## TASK TO CARRY OUT:
Using the records below, copy out exactly the line that contains "Give me a plain-text" and every line that follows it, up to and including the last, and no others.

## DATA FOR THIS TASK:
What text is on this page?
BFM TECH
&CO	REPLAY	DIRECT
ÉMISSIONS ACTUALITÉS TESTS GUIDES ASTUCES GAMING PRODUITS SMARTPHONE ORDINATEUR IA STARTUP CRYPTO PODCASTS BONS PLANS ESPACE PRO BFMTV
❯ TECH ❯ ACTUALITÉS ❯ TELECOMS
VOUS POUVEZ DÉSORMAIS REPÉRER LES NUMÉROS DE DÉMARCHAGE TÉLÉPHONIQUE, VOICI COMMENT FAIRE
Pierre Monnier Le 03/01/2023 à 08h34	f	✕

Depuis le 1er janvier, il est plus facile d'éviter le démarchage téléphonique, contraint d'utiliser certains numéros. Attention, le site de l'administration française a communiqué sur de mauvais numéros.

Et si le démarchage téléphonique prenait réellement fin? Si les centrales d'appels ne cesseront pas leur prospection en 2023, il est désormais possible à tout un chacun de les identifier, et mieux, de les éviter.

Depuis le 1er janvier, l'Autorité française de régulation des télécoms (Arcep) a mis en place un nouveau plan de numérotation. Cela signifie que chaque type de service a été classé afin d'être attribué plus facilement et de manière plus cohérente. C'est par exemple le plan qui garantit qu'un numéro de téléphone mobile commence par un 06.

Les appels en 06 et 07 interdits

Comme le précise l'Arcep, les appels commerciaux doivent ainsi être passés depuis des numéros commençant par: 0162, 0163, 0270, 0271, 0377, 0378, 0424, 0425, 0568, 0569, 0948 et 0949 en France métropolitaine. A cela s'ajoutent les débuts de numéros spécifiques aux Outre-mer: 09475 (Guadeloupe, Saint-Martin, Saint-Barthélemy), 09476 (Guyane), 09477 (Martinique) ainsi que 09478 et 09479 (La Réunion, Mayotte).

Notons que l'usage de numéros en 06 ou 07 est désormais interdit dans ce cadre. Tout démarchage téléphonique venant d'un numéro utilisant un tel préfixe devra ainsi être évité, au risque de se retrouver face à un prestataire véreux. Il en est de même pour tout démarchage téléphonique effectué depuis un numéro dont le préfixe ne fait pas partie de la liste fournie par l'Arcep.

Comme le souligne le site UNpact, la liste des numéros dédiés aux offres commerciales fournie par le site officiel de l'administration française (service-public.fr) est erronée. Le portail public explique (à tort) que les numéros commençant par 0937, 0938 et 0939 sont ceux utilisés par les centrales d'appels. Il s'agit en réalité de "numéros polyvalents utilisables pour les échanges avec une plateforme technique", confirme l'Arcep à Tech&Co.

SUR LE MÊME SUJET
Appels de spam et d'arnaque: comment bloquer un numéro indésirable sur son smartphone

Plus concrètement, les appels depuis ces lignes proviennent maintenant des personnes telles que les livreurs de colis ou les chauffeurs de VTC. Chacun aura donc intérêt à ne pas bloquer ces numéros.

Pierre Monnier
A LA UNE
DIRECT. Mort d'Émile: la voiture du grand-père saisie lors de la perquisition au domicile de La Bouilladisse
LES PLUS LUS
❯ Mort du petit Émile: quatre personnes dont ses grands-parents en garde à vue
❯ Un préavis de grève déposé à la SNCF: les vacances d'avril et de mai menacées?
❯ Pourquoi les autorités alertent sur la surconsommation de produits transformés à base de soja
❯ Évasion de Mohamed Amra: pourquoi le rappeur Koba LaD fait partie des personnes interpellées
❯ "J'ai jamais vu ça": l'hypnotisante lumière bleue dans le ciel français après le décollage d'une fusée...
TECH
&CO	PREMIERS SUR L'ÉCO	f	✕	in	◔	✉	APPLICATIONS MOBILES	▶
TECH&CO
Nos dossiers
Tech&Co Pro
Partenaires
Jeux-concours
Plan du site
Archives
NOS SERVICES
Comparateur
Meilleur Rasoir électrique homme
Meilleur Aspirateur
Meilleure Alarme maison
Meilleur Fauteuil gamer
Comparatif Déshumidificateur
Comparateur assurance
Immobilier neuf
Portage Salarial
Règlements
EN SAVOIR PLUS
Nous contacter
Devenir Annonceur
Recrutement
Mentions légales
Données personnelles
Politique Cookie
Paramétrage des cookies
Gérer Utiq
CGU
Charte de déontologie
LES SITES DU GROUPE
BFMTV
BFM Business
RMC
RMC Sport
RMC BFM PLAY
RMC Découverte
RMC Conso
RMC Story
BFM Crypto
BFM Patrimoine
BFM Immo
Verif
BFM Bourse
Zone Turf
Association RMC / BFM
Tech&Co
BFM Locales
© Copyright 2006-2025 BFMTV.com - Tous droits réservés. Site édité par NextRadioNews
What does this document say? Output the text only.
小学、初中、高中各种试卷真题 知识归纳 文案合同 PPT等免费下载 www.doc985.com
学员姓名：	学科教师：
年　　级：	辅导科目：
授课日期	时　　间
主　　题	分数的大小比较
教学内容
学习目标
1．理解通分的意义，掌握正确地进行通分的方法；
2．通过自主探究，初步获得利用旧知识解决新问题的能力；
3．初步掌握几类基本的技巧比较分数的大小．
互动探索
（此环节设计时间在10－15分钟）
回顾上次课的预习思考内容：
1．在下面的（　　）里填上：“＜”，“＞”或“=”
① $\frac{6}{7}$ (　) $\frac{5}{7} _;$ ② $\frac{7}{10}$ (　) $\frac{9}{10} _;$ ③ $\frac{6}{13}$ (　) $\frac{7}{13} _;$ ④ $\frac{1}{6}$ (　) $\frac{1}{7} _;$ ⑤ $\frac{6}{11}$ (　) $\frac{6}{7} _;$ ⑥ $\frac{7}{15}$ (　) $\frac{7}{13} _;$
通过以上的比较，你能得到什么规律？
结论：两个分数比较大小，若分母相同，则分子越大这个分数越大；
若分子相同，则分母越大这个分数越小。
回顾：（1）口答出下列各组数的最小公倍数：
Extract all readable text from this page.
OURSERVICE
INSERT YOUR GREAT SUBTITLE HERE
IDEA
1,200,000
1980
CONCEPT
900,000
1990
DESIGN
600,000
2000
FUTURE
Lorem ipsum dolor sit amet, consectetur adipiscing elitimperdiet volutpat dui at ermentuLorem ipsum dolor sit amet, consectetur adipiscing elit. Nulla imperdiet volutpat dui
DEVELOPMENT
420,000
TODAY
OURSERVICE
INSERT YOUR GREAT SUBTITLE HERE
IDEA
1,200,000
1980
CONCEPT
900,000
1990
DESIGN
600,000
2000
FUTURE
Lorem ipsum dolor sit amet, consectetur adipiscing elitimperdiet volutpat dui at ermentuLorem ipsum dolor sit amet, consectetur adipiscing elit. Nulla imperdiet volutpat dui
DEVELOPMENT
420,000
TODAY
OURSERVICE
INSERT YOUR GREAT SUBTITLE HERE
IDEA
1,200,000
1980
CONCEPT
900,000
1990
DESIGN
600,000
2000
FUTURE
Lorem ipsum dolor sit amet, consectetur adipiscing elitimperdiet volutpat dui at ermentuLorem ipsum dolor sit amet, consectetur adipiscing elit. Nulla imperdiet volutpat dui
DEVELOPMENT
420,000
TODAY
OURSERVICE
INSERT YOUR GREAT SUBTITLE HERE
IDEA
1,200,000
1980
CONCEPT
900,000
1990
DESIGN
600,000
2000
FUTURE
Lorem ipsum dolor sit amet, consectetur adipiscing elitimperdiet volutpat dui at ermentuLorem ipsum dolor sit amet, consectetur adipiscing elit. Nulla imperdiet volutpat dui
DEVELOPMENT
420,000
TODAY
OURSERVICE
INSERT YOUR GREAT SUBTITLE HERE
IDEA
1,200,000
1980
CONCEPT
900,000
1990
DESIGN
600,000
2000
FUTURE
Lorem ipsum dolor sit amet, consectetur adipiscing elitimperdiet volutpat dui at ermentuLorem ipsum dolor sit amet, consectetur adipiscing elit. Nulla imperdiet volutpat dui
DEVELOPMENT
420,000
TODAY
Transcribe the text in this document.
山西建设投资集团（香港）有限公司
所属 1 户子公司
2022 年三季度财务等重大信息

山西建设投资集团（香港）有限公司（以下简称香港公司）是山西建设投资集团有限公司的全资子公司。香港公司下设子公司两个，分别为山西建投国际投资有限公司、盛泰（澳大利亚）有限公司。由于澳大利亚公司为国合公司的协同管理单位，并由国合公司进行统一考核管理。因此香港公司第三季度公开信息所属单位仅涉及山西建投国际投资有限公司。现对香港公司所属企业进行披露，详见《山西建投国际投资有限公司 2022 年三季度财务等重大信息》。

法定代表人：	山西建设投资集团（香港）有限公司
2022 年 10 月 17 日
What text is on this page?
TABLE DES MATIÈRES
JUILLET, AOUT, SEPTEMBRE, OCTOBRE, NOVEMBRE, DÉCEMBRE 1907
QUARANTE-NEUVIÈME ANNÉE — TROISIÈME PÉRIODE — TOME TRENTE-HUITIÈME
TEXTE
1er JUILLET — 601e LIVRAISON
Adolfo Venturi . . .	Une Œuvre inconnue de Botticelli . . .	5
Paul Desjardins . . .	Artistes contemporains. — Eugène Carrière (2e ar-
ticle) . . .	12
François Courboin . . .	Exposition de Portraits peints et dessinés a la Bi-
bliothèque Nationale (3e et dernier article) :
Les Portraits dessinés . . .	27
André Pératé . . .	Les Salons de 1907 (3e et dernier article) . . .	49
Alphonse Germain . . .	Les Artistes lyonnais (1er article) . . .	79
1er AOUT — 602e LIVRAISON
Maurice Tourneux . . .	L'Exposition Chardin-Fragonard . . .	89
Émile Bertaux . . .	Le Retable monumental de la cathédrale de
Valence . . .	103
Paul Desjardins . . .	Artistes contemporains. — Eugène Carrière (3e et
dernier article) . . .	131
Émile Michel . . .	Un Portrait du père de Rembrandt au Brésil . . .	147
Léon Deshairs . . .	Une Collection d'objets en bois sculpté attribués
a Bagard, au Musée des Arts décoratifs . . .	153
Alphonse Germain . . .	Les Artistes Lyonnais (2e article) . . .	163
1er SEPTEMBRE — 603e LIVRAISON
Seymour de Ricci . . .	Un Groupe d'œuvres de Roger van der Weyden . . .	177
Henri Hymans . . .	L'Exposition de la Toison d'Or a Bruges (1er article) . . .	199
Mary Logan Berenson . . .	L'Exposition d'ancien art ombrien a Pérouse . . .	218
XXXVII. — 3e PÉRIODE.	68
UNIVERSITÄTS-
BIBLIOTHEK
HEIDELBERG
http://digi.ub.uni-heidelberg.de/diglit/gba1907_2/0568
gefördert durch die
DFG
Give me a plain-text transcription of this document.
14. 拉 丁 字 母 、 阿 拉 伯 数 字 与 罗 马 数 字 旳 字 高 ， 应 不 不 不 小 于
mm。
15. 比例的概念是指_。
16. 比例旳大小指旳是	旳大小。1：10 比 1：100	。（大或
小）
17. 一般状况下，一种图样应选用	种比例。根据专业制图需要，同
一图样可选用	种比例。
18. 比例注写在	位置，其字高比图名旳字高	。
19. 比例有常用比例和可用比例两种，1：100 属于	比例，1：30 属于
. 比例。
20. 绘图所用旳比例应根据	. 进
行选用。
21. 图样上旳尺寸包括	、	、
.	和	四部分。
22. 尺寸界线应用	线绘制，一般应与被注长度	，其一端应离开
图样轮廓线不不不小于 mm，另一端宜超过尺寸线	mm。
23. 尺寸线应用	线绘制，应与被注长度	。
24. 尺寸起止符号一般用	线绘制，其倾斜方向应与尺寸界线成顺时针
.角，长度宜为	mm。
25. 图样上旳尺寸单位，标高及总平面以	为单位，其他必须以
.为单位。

## REPLY:
Give me a plain-text transcription of this document.
14. 拉 丁 字 母 、 阿 拉 伯 数 字 与 罗 马 数 字 旳 字 高 ， 应 不 不 不 小 于
mm。
15. 比例的概念是指_。
16. 比例旳大小指旳是	旳大小。1：10 比 1：100	。（大或
小）
17. 一般状况下，一种图样应选用	种比例。根据专业制图需要，同
一图样可选用	种比例。
18. 比例注写在	位置，其字高比图名旳字高	。
19. 比例有常用比例和可用比例两种，1：100 属于	比例，1：30 属于
. 比例。
20. 绘图所用旳比例应根据	. 进
行选用。
21. 图样上旳尺寸包括	、	、
.	和	四部分。
22. 尺寸界线应用	线绘制，一般应与被注长度	，其一端应离开
图样轮廓线不不不小于 mm，另一端宜超过尺寸线	mm。
23. 尺寸线应用	线绘制，应与被注长度	。
24. 尺寸起止符号一般用	线绘制，其倾斜方向应与尺寸界线成顺时针
.角，长度宜为	mm。
25. 图样上旳尺寸单位，标高及总平面以	为单位，其他必须以
.为单位。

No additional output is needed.